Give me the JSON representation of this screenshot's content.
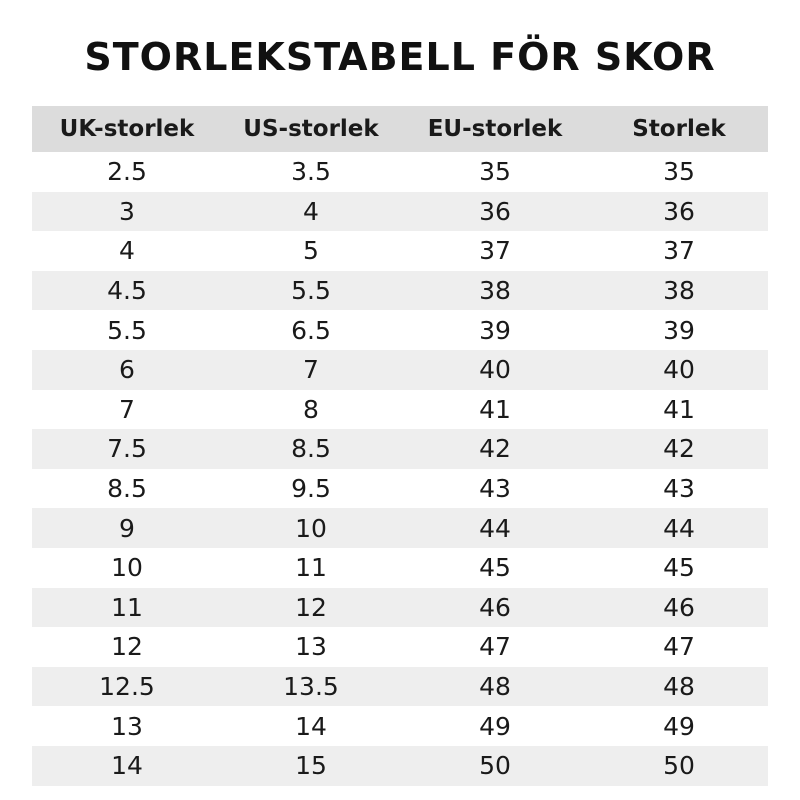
{
  "title": "STORLEKSTABELL FÖR SKOR",
  "table": {
    "headers": [
      "UK-storlek",
      "US-storlek",
      "EU-storlek",
      "Storlek"
    ],
    "rows": [
      [
        "2.5",
        "3.5",
        "35",
        "35"
      ],
      [
        "3",
        "4",
        "36",
        "36"
      ],
      [
        "4",
        "5",
        "37",
        "37"
      ],
      [
        "4.5",
        "5.5",
        "38",
        "38"
      ],
      [
        "5.5",
        "6.5",
        "39",
        "39"
      ],
      [
        "6",
        "7",
        "40",
        "40"
      ],
      [
        "7",
        "8",
        "41",
        "41"
      ],
      [
        "7.5",
        "8.5",
        "42",
        "42"
      ],
      [
        "8.5",
        "9.5",
        "43",
        "43"
      ],
      [
        "9",
        "10",
        "44",
        "44"
      ],
      [
        "10",
        "11",
        "45",
        "45"
      ],
      [
        "11",
        "12",
        "46",
        "46"
      ],
      [
        "12",
        "13",
        "47",
        "47"
      ],
      [
        "12.5",
        "13.5",
        "48",
        "48"
      ],
      [
        "13",
        "14",
        "49",
        "49"
      ],
      [
        "14",
        "15",
        "50",
        "50"
      ]
    ]
  },
  "colors": {
    "header_background": "#dcdcdc",
    "stripe_background": "#eeeeee",
    "text": "#111111"
  }
}
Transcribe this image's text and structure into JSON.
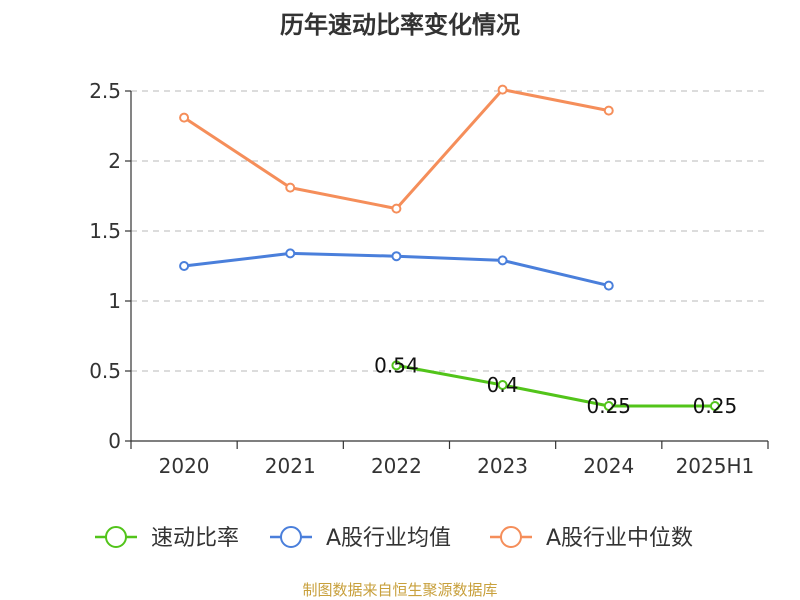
{
  "source_text": "制图数据来自恒生聚源数据库",
  "source_color": "#c8a03c",
  "chart_data": {
    "type": "line",
    "title": "历年速动比率变化情况",
    "xlabel": "",
    "ylabel": "",
    "categories": [
      "2020",
      "2021",
      "2022",
      "2023",
      "2024",
      "2025H1"
    ],
    "y_ticks": [
      "0",
      "0.5",
      "1",
      "1.5",
      "2",
      "2.5"
    ],
    "ylim": [
      0,
      2.5
    ],
    "grid": true,
    "legend_position": "bottom",
    "series": [
      {
        "name": "速动比率",
        "color": "#52c41a",
        "values": [
          null,
          null,
          0.54,
          0.4,
          0.25,
          0.25
        ],
        "labels": [
          "",
          "",
          "0.54",
          "0.4",
          "0.25",
          "0.25"
        ]
      },
      {
        "name": "A股行业均值",
        "color": "#4a7fdb",
        "values": [
          1.25,
          1.34,
          1.32,
          1.29,
          1.11,
          null
        ],
        "labels": [
          "",
          "",
          "",
          "",
          "",
          ""
        ]
      },
      {
        "name": "A股行业中位数",
        "color": "#f58e5a",
        "values": [
          2.31,
          1.81,
          1.66,
          2.51,
          2.36,
          null
        ],
        "labels": [
          "",
          "",
          "",
          "",
          "",
          ""
        ]
      }
    ]
  }
}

Written task. Copy the lines starting at the line that contains "Transcribe this image's" and running to the final line of the entries, inclusive; omit all pictures.

Answer.
Transcribe this image's text and structure into JSON.
{
  "source_text": "制图数据来自恒生聚源数据库",
  "source_color": "#c8a03c",
  "chart_data": {
    "type": "line",
    "title": "历年速动比率变化情况",
    "xlabel": "",
    "ylabel": "",
    "categories": [
      "2020",
      "2021",
      "2022",
      "2023",
      "2024",
      "2025H1"
    ],
    "y_ticks": [
      "0",
      "0.5",
      "1",
      "1.5",
      "2",
      "2.5"
    ],
    "ylim": [
      0,
      2.5
    ],
    "grid": true,
    "legend_position": "bottom",
    "series": [
      {
        "name": "速动比率",
        "color": "#52c41a",
        "values": [
          null,
          null,
          0.54,
          0.4,
          0.25,
          0.25
        ],
        "labels": [
          "",
          "",
          "0.54",
          "0.4",
          "0.25",
          "0.25"
        ]
      },
      {
        "name": "A股行业均值",
        "color": "#4a7fdb",
        "values": [
          1.25,
          1.34,
          1.32,
          1.29,
          1.11,
          null
        ],
        "labels": [
          "",
          "",
          "",
          "",
          "",
          ""
        ]
      },
      {
        "name": "A股行业中位数",
        "color": "#f58e5a",
        "values": [
          2.31,
          1.81,
          1.66,
          2.51,
          2.36,
          null
        ],
        "labels": [
          "",
          "",
          "",
          "",
          "",
          ""
        ]
      }
    ]
  }
}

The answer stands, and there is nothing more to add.